::: Recorded data

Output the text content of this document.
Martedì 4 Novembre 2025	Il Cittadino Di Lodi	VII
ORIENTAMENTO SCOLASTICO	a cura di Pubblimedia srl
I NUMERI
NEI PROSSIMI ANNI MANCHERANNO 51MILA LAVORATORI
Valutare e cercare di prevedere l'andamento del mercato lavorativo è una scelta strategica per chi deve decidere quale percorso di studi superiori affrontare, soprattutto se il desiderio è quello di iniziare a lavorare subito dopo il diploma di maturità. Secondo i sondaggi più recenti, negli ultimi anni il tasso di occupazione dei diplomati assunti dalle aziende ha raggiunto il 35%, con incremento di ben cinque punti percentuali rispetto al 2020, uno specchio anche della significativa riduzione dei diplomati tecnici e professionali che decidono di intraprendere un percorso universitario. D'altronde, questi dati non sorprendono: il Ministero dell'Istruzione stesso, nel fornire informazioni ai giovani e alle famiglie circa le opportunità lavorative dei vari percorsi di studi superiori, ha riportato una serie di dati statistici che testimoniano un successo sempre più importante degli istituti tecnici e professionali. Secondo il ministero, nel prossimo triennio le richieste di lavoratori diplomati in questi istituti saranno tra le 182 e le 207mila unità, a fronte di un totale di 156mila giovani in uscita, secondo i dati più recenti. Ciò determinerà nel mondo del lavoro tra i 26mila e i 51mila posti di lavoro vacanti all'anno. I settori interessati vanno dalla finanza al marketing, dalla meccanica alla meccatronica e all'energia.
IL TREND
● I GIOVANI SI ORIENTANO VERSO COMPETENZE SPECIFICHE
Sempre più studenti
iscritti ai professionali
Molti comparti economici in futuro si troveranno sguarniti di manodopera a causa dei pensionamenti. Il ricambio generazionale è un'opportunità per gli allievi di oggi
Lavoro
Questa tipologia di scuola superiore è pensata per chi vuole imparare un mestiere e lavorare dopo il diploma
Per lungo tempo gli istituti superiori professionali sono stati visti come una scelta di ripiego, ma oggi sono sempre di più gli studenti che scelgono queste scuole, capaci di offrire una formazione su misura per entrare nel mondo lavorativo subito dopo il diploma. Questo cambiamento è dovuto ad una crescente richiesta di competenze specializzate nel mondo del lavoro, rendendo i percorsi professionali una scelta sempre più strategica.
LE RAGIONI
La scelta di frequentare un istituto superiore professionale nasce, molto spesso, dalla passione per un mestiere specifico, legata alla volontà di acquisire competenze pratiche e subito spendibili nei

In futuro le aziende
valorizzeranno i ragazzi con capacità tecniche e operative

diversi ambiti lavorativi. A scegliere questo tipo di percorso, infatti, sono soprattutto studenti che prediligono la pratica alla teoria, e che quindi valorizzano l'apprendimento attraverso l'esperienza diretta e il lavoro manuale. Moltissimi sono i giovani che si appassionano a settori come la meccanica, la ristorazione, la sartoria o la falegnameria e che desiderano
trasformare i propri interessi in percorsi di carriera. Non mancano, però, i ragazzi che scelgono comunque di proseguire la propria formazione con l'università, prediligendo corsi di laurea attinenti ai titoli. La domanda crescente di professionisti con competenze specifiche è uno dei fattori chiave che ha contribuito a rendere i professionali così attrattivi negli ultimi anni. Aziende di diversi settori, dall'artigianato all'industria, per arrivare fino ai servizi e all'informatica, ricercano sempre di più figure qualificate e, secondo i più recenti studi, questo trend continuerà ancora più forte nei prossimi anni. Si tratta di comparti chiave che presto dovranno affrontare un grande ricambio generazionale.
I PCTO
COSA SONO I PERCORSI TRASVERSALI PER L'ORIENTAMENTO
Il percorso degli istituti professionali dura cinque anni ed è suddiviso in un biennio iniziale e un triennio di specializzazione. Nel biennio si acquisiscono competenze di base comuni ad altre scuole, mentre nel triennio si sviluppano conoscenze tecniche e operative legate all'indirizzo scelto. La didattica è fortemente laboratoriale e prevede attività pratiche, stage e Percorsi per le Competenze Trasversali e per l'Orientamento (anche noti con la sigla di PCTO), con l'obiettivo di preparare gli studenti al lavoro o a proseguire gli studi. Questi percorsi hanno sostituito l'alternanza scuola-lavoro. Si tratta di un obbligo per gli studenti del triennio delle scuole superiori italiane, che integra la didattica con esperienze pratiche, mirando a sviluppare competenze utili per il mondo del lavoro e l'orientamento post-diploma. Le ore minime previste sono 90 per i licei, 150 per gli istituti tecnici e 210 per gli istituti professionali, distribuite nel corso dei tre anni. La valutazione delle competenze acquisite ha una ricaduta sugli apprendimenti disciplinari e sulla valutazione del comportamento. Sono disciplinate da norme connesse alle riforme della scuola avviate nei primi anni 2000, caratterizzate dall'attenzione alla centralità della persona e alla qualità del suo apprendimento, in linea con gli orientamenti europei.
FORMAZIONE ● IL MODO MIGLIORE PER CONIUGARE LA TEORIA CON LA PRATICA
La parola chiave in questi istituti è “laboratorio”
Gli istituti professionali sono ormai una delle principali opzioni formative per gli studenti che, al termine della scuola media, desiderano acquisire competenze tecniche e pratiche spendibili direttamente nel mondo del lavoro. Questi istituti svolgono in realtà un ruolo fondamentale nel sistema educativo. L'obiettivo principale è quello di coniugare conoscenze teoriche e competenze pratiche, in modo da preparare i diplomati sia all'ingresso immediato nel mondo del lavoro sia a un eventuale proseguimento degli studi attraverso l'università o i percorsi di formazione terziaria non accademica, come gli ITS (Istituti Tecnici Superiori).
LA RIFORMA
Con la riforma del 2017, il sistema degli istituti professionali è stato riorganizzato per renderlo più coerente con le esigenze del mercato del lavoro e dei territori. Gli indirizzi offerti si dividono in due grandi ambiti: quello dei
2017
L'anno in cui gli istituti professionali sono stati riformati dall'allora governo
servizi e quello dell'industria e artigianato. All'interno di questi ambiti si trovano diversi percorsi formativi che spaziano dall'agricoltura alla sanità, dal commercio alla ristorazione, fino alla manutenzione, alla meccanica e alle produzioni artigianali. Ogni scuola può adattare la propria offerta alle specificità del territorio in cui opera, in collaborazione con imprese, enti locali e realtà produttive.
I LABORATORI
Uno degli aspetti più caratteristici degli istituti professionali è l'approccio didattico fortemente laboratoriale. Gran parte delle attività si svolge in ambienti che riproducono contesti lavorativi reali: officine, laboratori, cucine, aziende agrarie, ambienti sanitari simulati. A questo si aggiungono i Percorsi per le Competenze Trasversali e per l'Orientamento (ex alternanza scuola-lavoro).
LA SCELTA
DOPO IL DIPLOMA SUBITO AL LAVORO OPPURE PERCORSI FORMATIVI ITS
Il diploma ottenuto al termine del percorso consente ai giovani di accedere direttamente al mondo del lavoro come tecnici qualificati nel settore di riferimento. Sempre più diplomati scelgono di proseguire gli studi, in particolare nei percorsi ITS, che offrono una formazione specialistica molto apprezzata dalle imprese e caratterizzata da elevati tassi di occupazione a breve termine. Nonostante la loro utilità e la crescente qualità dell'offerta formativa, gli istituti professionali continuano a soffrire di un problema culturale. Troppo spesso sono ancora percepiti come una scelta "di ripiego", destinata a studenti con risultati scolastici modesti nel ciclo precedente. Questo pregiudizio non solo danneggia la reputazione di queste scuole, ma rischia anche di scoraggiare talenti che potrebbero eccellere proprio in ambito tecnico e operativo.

::::::

Task description> Go through the material line by line. Show each line that contains the string "mestiere".

Written answer>
Questa tipologia di scuola superiore è pensata per chi vuole imparare un mestiere e lavorare dopo il diploma
La scelta di frequentare un istituto superiore professionale nasce, molto spesso, dalla passione per un mestiere specifico, legata alla volontà di acquisire competenze pratiche e subito spendibili nei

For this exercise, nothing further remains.